> WHAT YOU SHOULD DO: Gather every line holding the string "flows".

> PROVIDED DATA:
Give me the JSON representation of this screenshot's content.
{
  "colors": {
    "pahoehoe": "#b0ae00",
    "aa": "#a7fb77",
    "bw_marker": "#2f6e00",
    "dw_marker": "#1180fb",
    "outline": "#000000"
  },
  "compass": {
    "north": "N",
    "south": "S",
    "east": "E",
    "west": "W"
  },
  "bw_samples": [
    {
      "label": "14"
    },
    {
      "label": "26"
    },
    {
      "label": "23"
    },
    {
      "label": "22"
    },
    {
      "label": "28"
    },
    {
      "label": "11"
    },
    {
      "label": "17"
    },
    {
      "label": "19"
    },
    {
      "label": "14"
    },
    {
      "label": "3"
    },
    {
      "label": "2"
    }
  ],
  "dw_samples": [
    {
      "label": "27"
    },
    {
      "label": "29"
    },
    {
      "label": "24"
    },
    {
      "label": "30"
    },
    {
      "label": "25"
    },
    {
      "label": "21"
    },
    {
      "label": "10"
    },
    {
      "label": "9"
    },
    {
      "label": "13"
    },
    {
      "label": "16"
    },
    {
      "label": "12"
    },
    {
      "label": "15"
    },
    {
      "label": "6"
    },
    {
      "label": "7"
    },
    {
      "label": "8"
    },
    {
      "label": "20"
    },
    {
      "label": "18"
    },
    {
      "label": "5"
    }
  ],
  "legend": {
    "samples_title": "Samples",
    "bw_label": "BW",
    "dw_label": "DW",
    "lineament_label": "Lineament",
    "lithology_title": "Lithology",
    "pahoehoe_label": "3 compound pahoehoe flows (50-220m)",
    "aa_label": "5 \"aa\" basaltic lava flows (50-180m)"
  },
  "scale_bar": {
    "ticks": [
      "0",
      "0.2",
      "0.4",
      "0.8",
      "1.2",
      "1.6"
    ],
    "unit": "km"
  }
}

* * *

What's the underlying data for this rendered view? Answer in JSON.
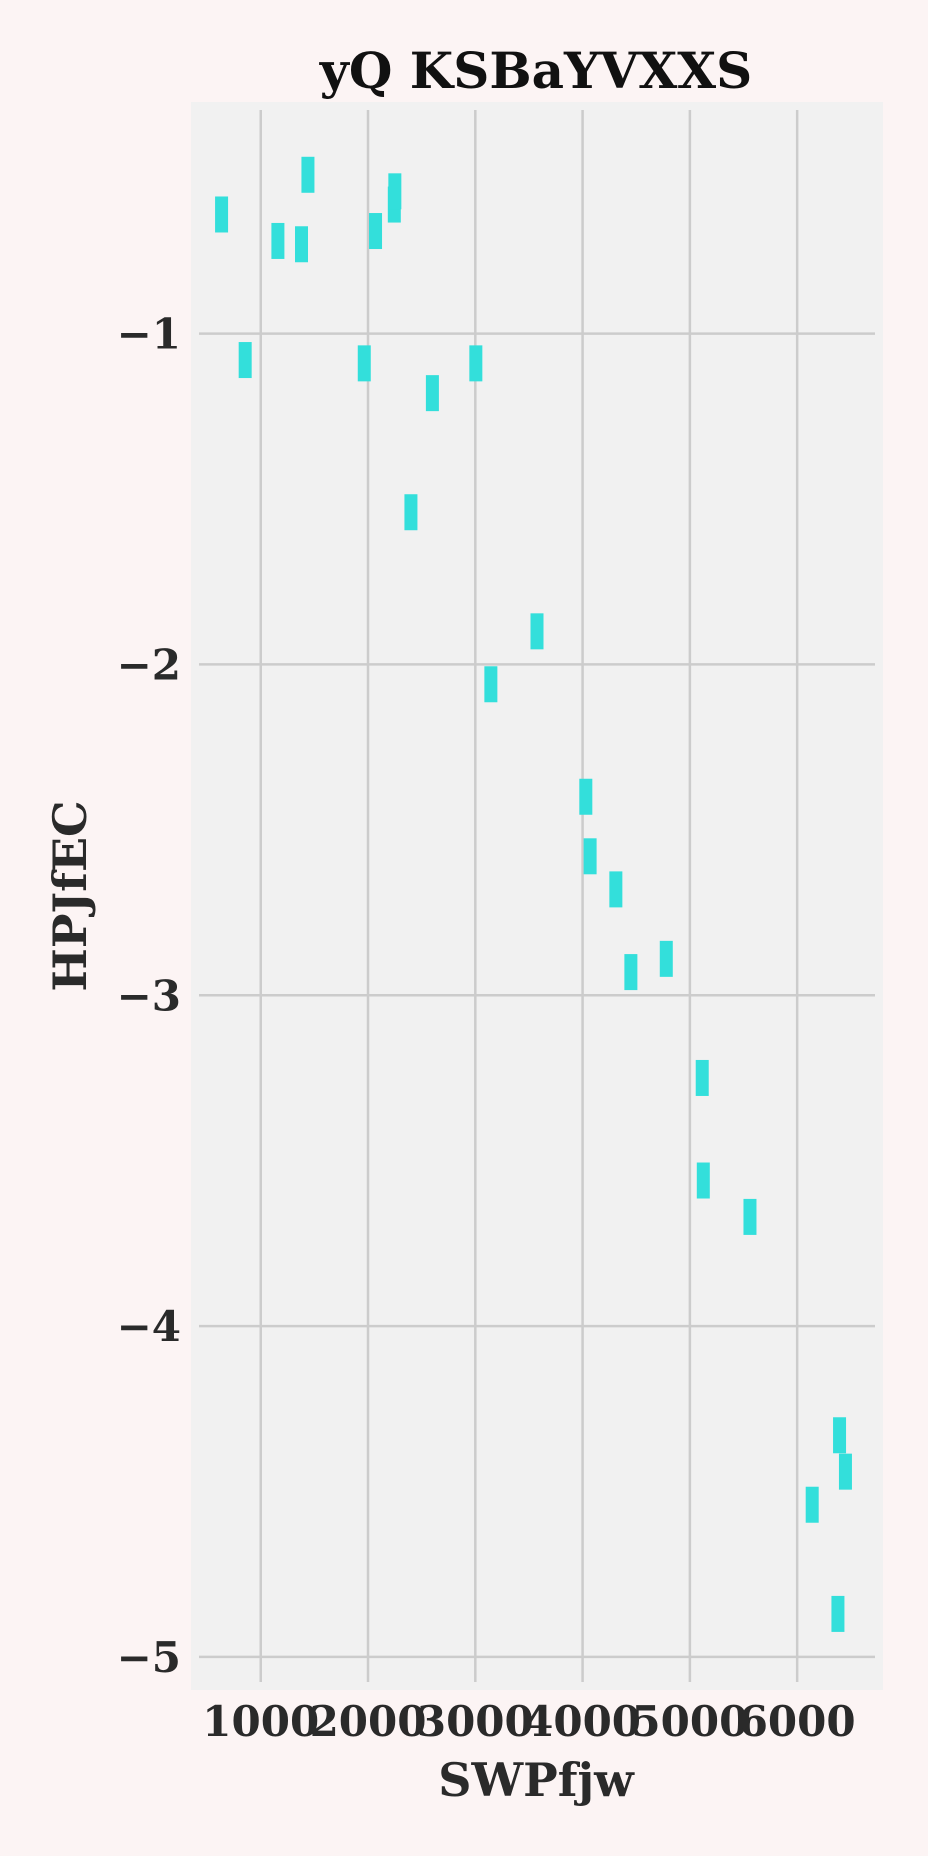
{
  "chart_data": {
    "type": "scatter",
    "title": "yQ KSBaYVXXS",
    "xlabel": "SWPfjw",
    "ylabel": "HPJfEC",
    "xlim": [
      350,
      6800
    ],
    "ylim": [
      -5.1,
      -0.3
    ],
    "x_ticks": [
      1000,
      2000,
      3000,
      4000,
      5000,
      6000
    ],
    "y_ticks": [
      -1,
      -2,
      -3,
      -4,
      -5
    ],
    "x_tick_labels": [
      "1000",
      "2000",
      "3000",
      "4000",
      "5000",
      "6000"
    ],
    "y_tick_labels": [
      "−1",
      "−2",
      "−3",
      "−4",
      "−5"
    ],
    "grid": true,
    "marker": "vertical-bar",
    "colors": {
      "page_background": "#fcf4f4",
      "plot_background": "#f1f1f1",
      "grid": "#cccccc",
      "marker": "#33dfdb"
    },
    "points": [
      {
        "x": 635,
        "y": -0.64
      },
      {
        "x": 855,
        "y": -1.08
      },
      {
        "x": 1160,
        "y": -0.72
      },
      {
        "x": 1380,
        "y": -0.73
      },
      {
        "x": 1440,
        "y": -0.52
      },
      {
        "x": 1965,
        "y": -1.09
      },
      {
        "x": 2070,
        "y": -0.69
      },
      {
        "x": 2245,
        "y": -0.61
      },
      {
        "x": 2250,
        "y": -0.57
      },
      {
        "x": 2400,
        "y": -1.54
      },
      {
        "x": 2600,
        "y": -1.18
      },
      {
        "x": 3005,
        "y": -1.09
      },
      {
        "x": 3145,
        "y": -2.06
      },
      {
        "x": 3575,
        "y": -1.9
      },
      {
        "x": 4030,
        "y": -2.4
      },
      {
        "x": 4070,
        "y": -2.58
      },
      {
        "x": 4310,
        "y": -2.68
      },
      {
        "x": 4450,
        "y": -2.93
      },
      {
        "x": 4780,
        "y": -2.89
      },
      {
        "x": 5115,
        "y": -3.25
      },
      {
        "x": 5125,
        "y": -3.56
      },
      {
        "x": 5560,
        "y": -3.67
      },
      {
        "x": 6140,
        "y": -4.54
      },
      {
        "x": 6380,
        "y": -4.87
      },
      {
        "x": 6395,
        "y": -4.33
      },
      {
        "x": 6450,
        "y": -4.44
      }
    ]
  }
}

> EXERCISE ANSWER:
    "pahoehoe_label": "3 compound pahoehoe flows (50-220m)",
    "aa_label": "5 \"aa\" basaltic lava flows (50-180m)"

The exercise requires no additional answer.